REQUIRED TASK: Below is a block of records; return all of them exactly, but without the images.

DATA PROVIDED:
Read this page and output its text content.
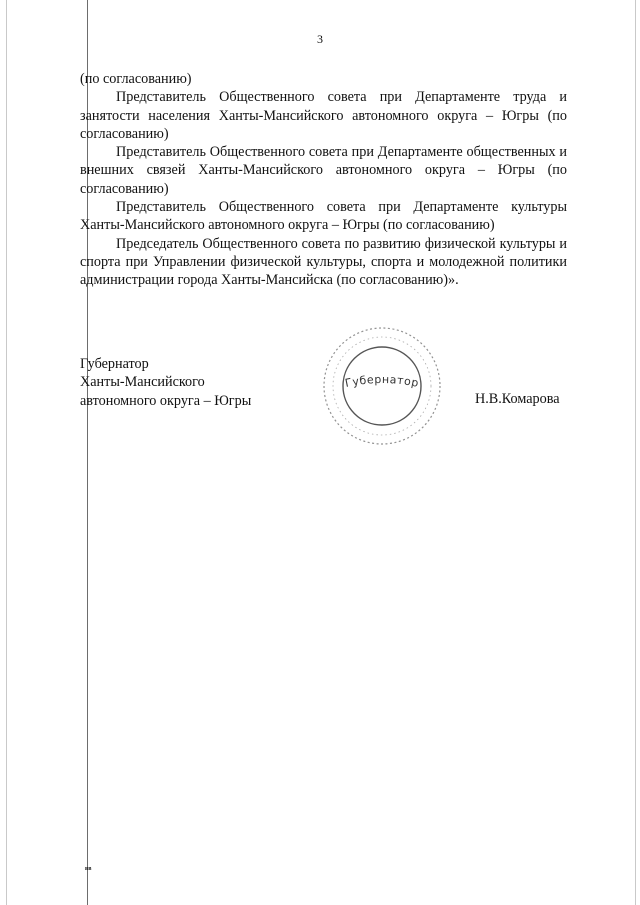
3

(по согласованию)

Представитель Общественного совета при Департаменте труда и занятости населения Ханты-Мансийского автономного округа – Югры (по согласованию)

Представитель Общественного совета при Департаменте общественных и внешних связей Ханты-Мансийского автономного округа – Югры (по согласованию)

Представитель Общественного совета при Департаменте культуры Ханты-Мансийского автономного округа – Югры (по согласованию)

Председатель Общественного совета по развитию физической культуры и спорта при Управлении физической культуры, спорта и молодежной политики администрации города Ханты-Мансийска (по согласованию)».

Губернатор
Ханты-Мансийского
автономного округа – Югры
Губернатор
Н.В.Комарова
вв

ANSWER FOR THE TASK:
Read this page and output its text content.
3

(по согласованию)

Представитель Общественного совета при Департаменте труда и занятости населения Ханты-Мансийского автономного округа – Югры (по согласованию)

Представитель Общественного совета при Департаменте общественных и внешних связей Ханты-Мансийского автономного округа – Югры (по согласованию)

Представитель Общественного совета при Департаменте культуры Ханты-Мансийского автономного округа – Югры (по согласованию)

Председатель Общественного совета по развитию физической культуры и спорта при Управлении физической культуры, спорта и молодежной политики администрации города Ханты-Мансийска (по согласованию)».

Губернатор
Ханты-Мансийского
автономного округа – Югры
Губернатор
Н.В.Комарова
вв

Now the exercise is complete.